_PROBLEM DETAILS_
All lines holding the string "data" are to be shown.

(Records)
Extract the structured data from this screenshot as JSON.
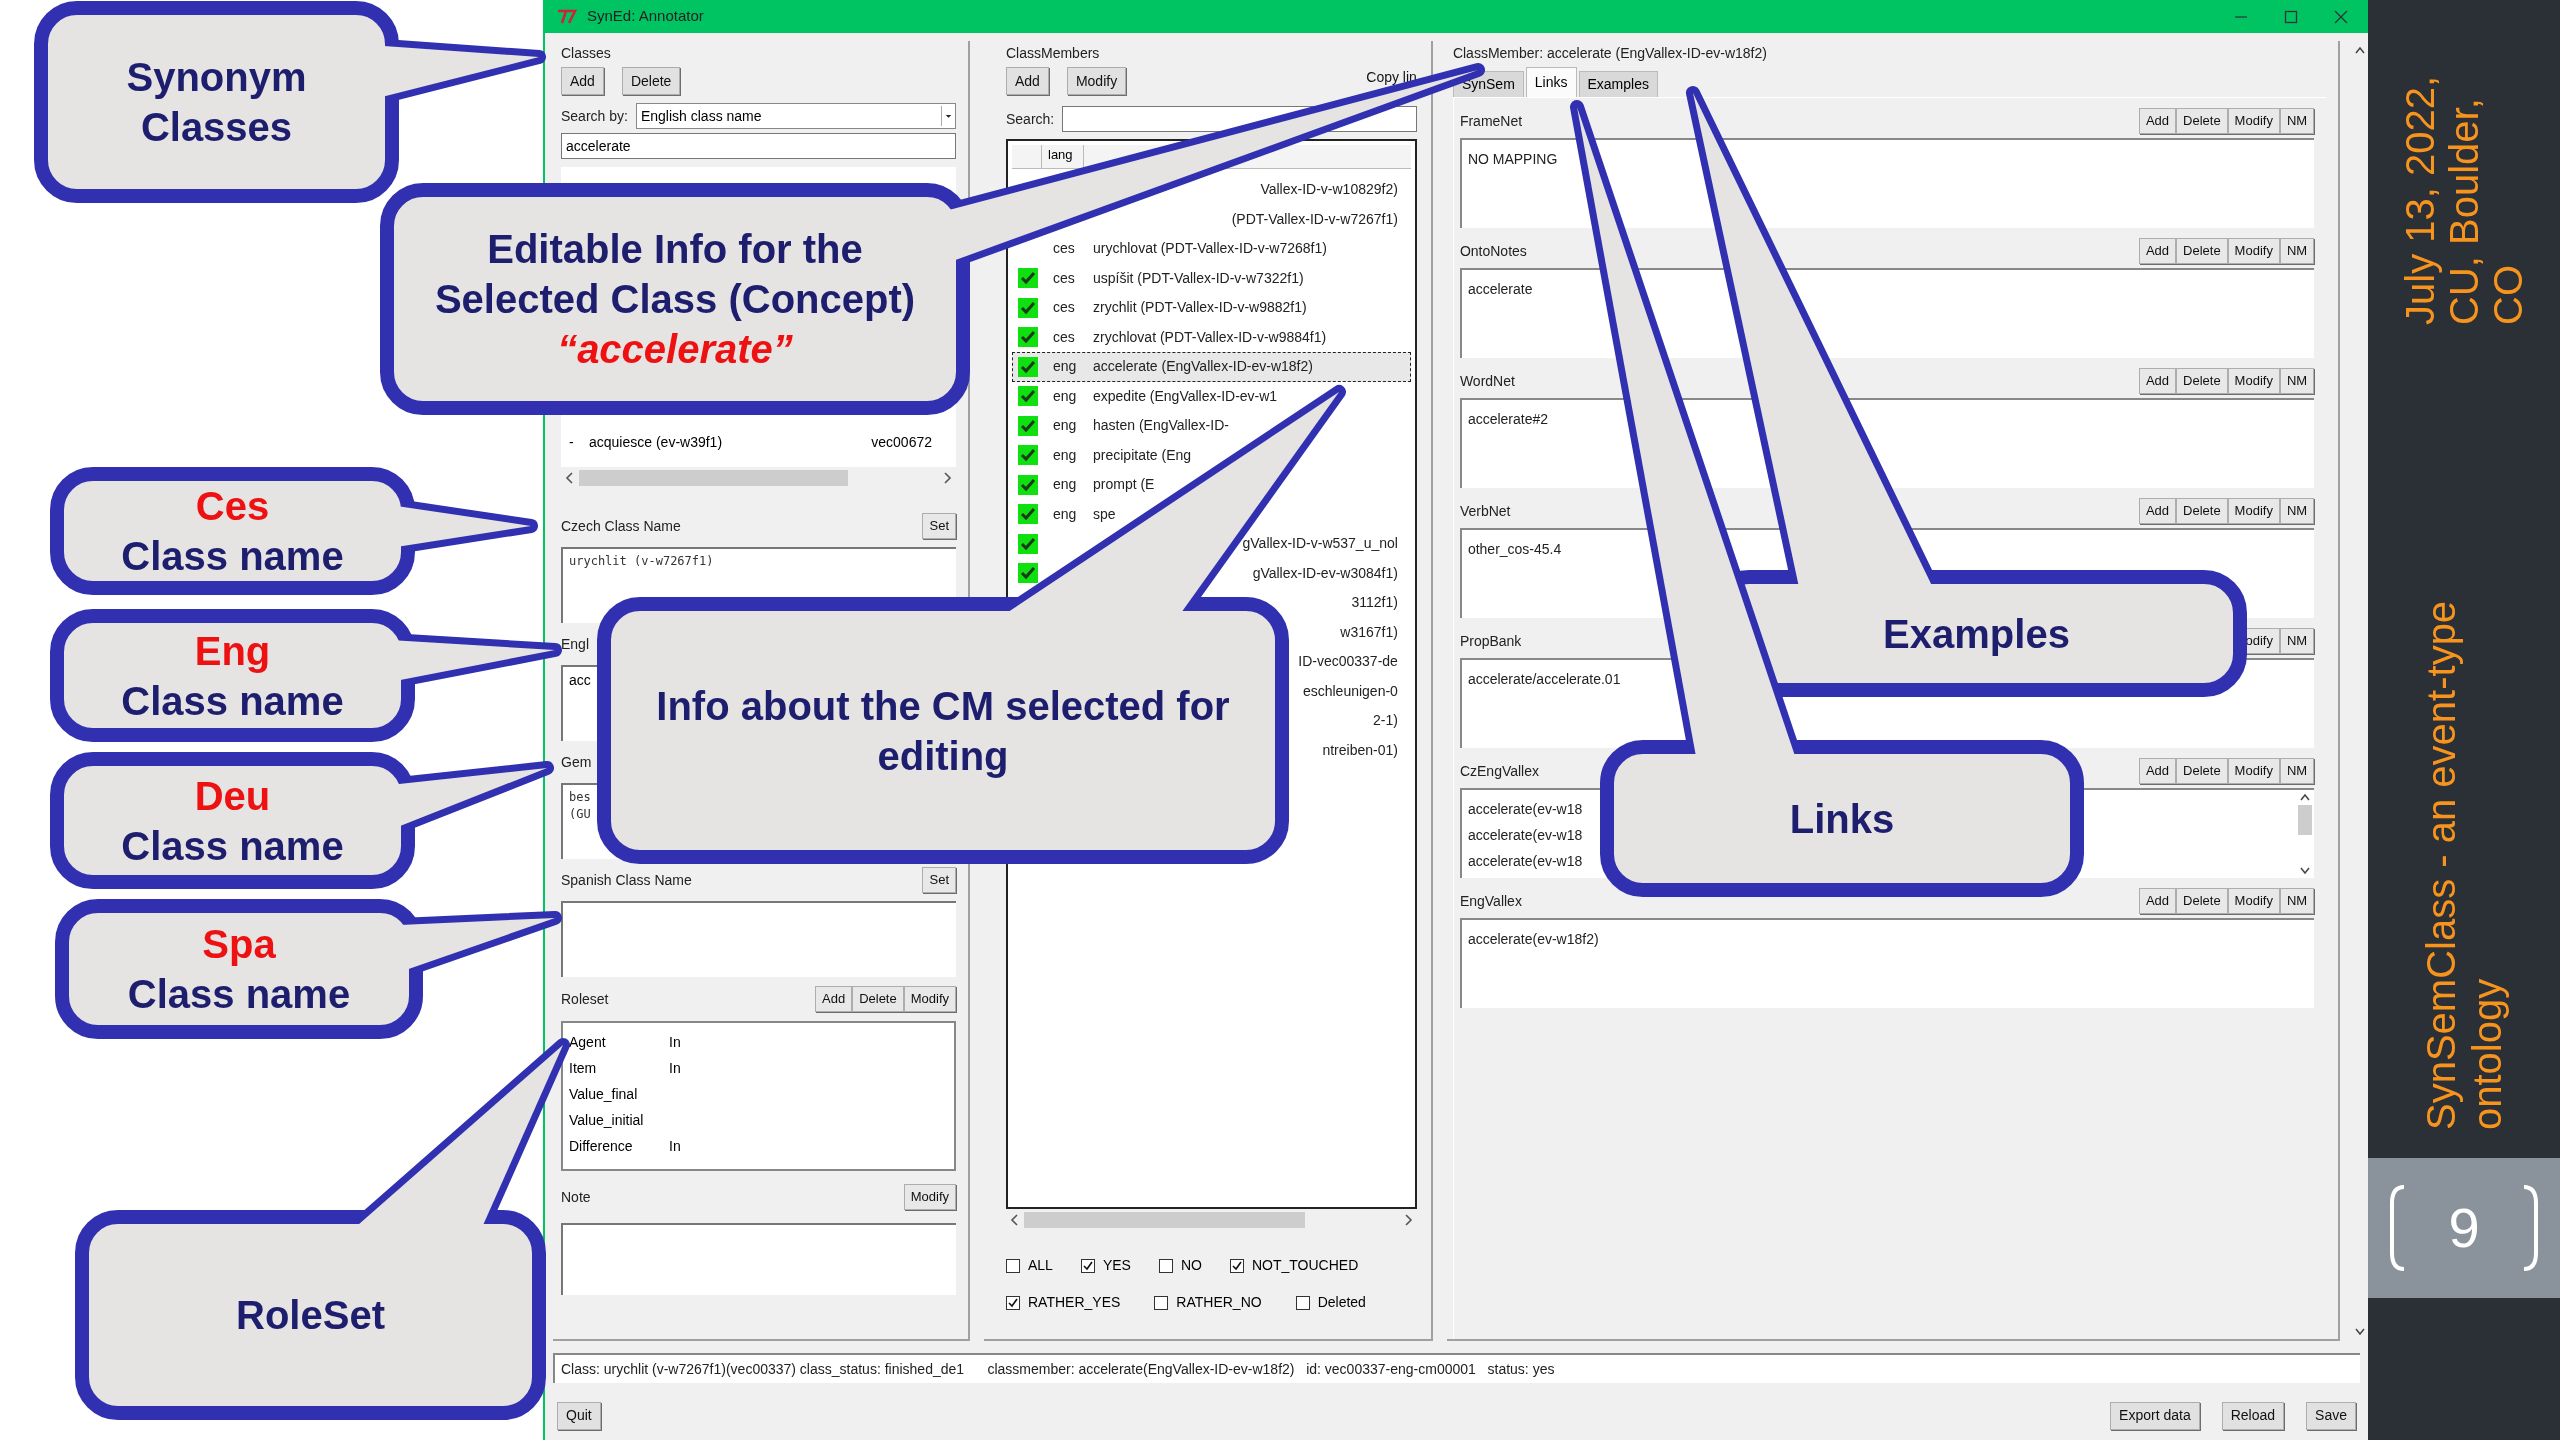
{
  "window": {
    "title": "SynEd: Annotator"
  },
  "classes": {
    "label": "Classes",
    "buttons": [
      "Add",
      "Delete"
    ],
    "search_by_label": "Search by:",
    "search_by_value": "English class name",
    "search_value": "accelerate",
    "rows": [
      {
        "mark": "-",
        "name": "acquiesce (ev-w39f1)",
        "id": "vec00672"
      }
    ],
    "name_fields": [
      {
        "label": "Czech Class Name",
        "button": "Set",
        "lines": [
          "urychlit (v-w7267f1)"
        ],
        "kind": "mono"
      },
      {
        "label": "Engl",
        "lines": [
          "acc"
        ],
        "kind": "plain"
      },
      {
        "label": "Gem",
        "lines": [
          "bes",
          "(GU"
        ],
        "kind": "mono"
      },
      {
        "label": "Spanish Class Name",
        "button": "Set",
        "kind": "plain"
      }
    ],
    "roleset": {
      "label": "Roleset",
      "buttons": [
        "Add",
        "Delete",
        "Modify"
      ],
      "roles": [
        {
          "name": "Agent",
          "tag": "In"
        },
        {
          "name": "Item",
          "tag": "In"
        },
        {
          "name": "Value_final"
        },
        {
          "name": "Value_initial"
        },
        {
          "name": "Difference",
          "tag": "In"
        }
      ]
    },
    "note": {
      "label": "Note",
      "button": "Modify"
    }
  },
  "class_members": {
    "label": "ClassMembers",
    "buttons": [
      "Add",
      "Modify"
    ],
    "copy_button": "Copy lin",
    "search_label": "Search:",
    "columns": [
      "lang"
    ],
    "rows": [
      {
        "kind": "clipped",
        "text": "Vallex-ID-v-w10829f2)",
        "selected": false
      },
      {
        "kind": "clipped",
        "text": "(PDT-Vallex-ID-v-w7267f1)",
        "selected": false
      },
      {
        "kind": "full",
        "lang": "ces",
        "text": "urychlovat (PDT-Vallex-ID-v-w7268f1)",
        "selected": false
      },
      {
        "kind": "full",
        "checked": true,
        "lang": "ces",
        "text": "uspíšit (PDT-Vallex-ID-v-w7322f1)",
        "selected": false
      },
      {
        "kind": "full",
        "checked": true,
        "lang": "ces",
        "text": "zrychlit (PDT-Vallex-ID-v-w9882f1)",
        "selected": false
      },
      {
        "kind": "full",
        "checked": true,
        "lang": "ces",
        "text": "zrychlovat (PDT-Vallex-ID-v-w9884f1)",
        "selected": false
      },
      {
        "kind": "full",
        "checked": true,
        "lang": "eng",
        "text": "accelerate (EngVallex-ID-ev-w18f2)",
        "selected": true
      },
      {
        "kind": "full",
        "checked": true,
        "lang": "eng",
        "text": "expedite (EngVallex-ID-ev-w1",
        "selected": false
      },
      {
        "kind": "full",
        "checked": true,
        "lang": "eng",
        "text": "hasten (EngVallex-ID-",
        "selected": false
      },
      {
        "kind": "full",
        "checked": true,
        "lang": "eng",
        "text": "precipitate (Eng",
        "selected": false
      },
      {
        "kind": "full",
        "checked": true,
        "lang": "eng",
        "text": "prompt (E",
        "selected": false
      },
      {
        "kind": "full",
        "checked": true,
        "lang": "eng",
        "text": "spe",
        "selected": false
      },
      {
        "kind": "clipped",
        "checked": true,
        "text": "gVallex-ID-v-w537_u_nol",
        "selected": false
      },
      {
        "kind": "clipped",
        "checked": true,
        "text": "gVallex-ID-ev-w3084f1)",
        "selected": false
      },
      {
        "kind": "clipped",
        "text": "3112f1)",
        "selected": false
      },
      {
        "kind": "clipped",
        "text": "w3167f1)",
        "selected": false
      },
      {
        "kind": "clipped",
        "text": "ID-vec00337-de",
        "selected": false
      },
      {
        "kind": "clipped",
        "text": "eschleunigen-0",
        "selected": false
      },
      {
        "kind": "clipped",
        "text": "2-1)",
        "selected": false
      },
      {
        "kind": "clipped",
        "text": "ntreiben-01)",
        "selected": false
      }
    ],
    "filters": [
      {
        "label": "ALL",
        "checked": false
      },
      {
        "label": "YES",
        "checked": true
      },
      {
        "label": "NO",
        "checked": false
      },
      {
        "label": "NOT_TOUCHED",
        "checked": true
      },
      {
        "label": "RATHER_YES",
        "checked": true
      },
      {
        "label": "RATHER_NO",
        "checked": false
      },
      {
        "label": "Deleted",
        "checked": false
      }
    ]
  },
  "class_member": {
    "title": "ClassMember: accelerate (EngVallex-ID-ev-w18f2)",
    "tabs": [
      {
        "label": "SynSem",
        "selected": false
      },
      {
        "label": "Links",
        "selected": true
      },
      {
        "label": "Examples",
        "selected": false
      }
    ],
    "sections": [
      {
        "label": "FrameNet",
        "buttons": [
          "Add",
          "Delete",
          "Modify",
          "NM"
        ],
        "lines": [
          "NO MAPPING"
        ]
      },
      {
        "label": "OntoNotes",
        "buttons": [
          "Add",
          "Delete",
          "Modify",
          "NM"
        ],
        "lines": [
          "accelerate"
        ]
      },
      {
        "label": "WordNet",
        "buttons": [
          "Add",
          "Delete",
          "Modify",
          "NM"
        ],
        "lines": [
          "accelerate#2"
        ]
      },
      {
        "label": "VerbNet",
        "buttons": [
          "Add",
          "Delete",
          "Modify",
          "NM"
        ],
        "lines": [
          "other_cos-45.4"
        ]
      },
      {
        "label": "PropBank",
        "buttons": [
          "odify",
          "NM"
        ],
        "lines": [
          "accelerate/accelerate.01"
        ]
      },
      {
        "label": "CzEngVallex",
        "buttons": [
          "Add",
          "Delete",
          "Modify",
          "NM"
        ],
        "lines": [
          "accelerate(ev-w18",
          "accelerate(ev-w18",
          "accelerate(ev-w18"
        ],
        "scrollable": true
      },
      {
        "label": "EngVallex",
        "buttons": [
          "Add",
          "Delete",
          "Modify",
          "NM"
        ],
        "lines": [
          "accelerate(ev-w18f2)"
        ]
      }
    ]
  },
  "status_bar": "Class: urychlit (v-w7267f1)(vec00337) class_status: finished_de1      classmember: accelerate(EngVallex-ID-ev-w18f2)   id: vec00337-eng-cm00001   status: yes",
  "bottom_left_buttons": [
    "Quit"
  ],
  "bottom_right_buttons": [
    "Export data",
    "Reload",
    "Save"
  ],
  "callouts": [
    {
      "parts": [
        {
          "kind": "plain",
          "text": "Synonym Classes"
        }
      ]
    },
    {
      "parts": [
        {
          "kind": "plain",
          "text": "Editable Info for the Selected Class (Concept)"
        },
        {
          "kind": "accent-italic",
          "text": "“accelerate”"
        }
      ]
    },
    {
      "parts": [
        {
          "kind": "accent",
          "text": "Ces"
        },
        {
          "kind": "plain",
          "text": "Class name"
        }
      ]
    },
    {
      "parts": [
        {
          "kind": "accent",
          "text": "Eng"
        },
        {
          "kind": "plain",
          "text": "Class name"
        }
      ]
    },
    {
      "parts": [
        {
          "kind": "accent",
          "text": "Deu"
        },
        {
          "kind": "plain",
          "text": "Class name"
        }
      ]
    },
    {
      "parts": [
        {
          "kind": "accent",
          "text": "Spa"
        },
        {
          "kind": "plain",
          "text": "Class name"
        }
      ]
    },
    {
      "parts": [
        {
          "kind": "plain",
          "text": "RoleSet"
        }
      ]
    },
    {
      "parts": [
        {
          "kind": "plain",
          "text": "Info about the CM selected for editing"
        }
      ]
    },
    {
      "parts": [
        {
          "kind": "plain",
          "text": "Examples"
        }
      ]
    },
    {
      "parts": [
        {
          "kind": "plain",
          "text": "Links"
        }
      ]
    }
  ],
  "slide": {
    "date": "July 13, 2022, CU, Boulder, CO",
    "topic": "SynSemClass - an event-type ontology",
    "page": "9"
  }
}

_THE ANSWER_
Extract the structured data from this screenshot as JSON.
    "Export data",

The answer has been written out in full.